## What you are asked to do
In the data, extract each line that holds the string "जनपद".

[Part of a data file]
(begin)

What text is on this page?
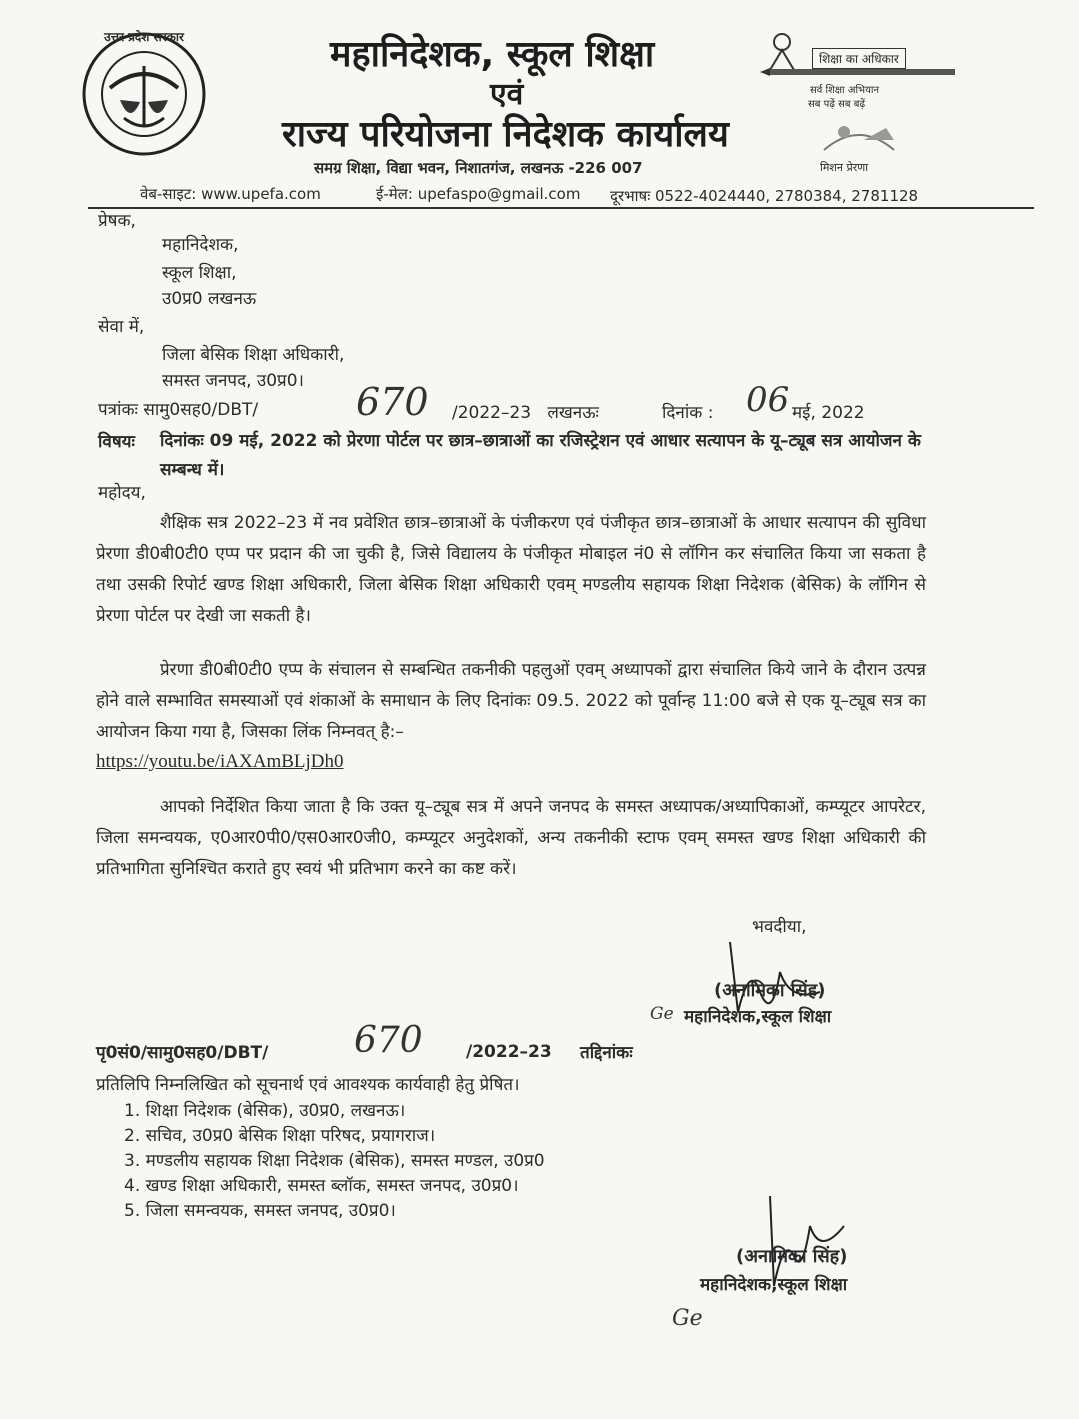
उत्तर प्रदेश सरकार	महानिदेशक, स्कूल शिक्षा
एवं
राज्य परियोजना निदेशक कार्यालय
समग्र शिक्षा, विद्या भवन, निशातगंज, लखनऊ -226 007
शिक्षा का अधिकार
सर्व शिक्षा अभियान
सब पढ़ें सब बढ़ें
मिशन प्रेरणा
वेब-साइट: www.upefa.com	ई-मेल: upefaspo@gmail.com दूरभाषः 0522-4024440, 2780384, 2781128
प्रेषक,
महानिदेशक,
स्कूल शिक्षा,
उ0प्र0 लखनऊ
सेवा में,
जिला बेसिक शिक्षा अधिकारी,
समस्त जनपद, उ0प्र0।
पत्रांकः सामु0सह0/DBT/	670 /2022–23   लखनऊः	दिनांक : 06 मई, 2022
विषयः दिनांकः 09 मई, 2022 को प्रेरणा पोर्टल पर छात्र–छात्राओं का रजिस्ट्रेशन एवं आधार सत्यापन के यू–ट्यूब सत्र आयोजन के सम्बन्ध में।
महोदय,
शैक्षिक सत्र 2022–23 में नव प्रवेशित छात्र–छात्राओं के पंजीकरण एवं पंजीकृत छात्र–छात्राओं के आधार सत्यापन की सुविधा प्रेरणा डी0बी0टी0 एप्प पर प्रदान की जा चुकी है, जिसे विद्यालय के पंजीकृत मोबाइल नं0 से लॉगिन कर संचालित किया जा सकता है तथा उसकी रिपोर्ट खण्ड शिक्षा अधिकारी, जिला बेसिक शिक्षा अधिकारी एवम् मण्डलीय सहायक शिक्षा निदेशक (बेसिक) के लॉगिन से प्रेरणा पोर्टल पर देखी जा सकती है।
प्रेरणा डी0बी0टी0 एप्प के संचालन से सम्बन्धित तकनीकी पहलुओं एवम् अध्यापकों द्वारा संचालित किये जाने के दौरान उत्पन्न होने वाले सम्भावित समस्याओं एवं शंकाओं के समाधान के लिए दिनांकः 09.5. 2022 को पूर्वान्ह 11:00 बजे से एक यू–ट्यूब सत्र का आयोजन किया गया है, जिसका लिंक निम्नवत् है:–
https://youtu.be/iAXAmBLjDh0
आपको निर्देशित किया जाता है कि उक्त यू–ट्यूब सत्र में अपने जनपद के समस्त अध्यापक/अध्यापिकाओं, कम्प्यूटर आपरेटर, जिला समन्वयक, ए0आर0पी0/एस0आर0जी0, कम्प्यूटर अनुदेशकों, अन्य तकनीकी स्टाफ एवम् समस्त खण्ड शिक्षा अधिकारी की प्रतिभागिता सुनिश्चित कराते हुए स्वयं भी प्रतिभाग करने का कष्ट करें।
भवदीया,
(अनामिका सिंह)
Ge महानिदेशक,स्कूल शिक्षा
पृ0सं0/सामु0सह0/DBT/ 670	/2022–23 तद्दिनांकः
प्रतिलिपि निम्नलिखित को सूचनार्थ एवं आवश्यक कार्यवाही हेतु प्रेषित।
1. शिक्षा निदेशक (बेसिक), उ0प्र0, लखनऊ।
2. सचिव, उ0प्र0 बेसिक शिक्षा परिषद, प्रयागराज।
3. मण्डलीय सहायक शिक्षा निदेशक (बेसिक), समस्त मण्डल, उ0प्र0
4. खण्ड शिक्षा अधिकारी, समस्त ब्लॉक, समस्त जनपद, उ0प्र0।
5. जिला समन्वयक, समस्त जनपद, उ0प्र0।
(अनामिका सिंह)
महानिदेशक,स्कूल शिक्षा
Ge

(end)

## Solution
समस्त जनपद, उ0प्र0।
आपको निर्देशित किया जाता है कि उक्त यू–ट्यूब सत्र में अपने जनपद के समस्त अध्यापक/अध्यापिकाओं, कम्प्यूटर आपरेटर, जिला समन्वयक, ए0आर0पी0/एस0आर0जी0, कम्प्यूटर अनुदेशकों, अन्य तकनीकी स्टाफ एवम् समस्त खण्ड शिक्षा अधिकारी की प्रतिभागिता सुनिश्चित कराते हुए स्वयं भी प्रतिभाग करने का कष्ट करें।
4. खण्ड शिक्षा अधिकारी, समस्त ब्लॉक, समस्त जनपद, उ0प्र0।
5. जिला समन्वयक, समस्त जनपद, उ0प्र0।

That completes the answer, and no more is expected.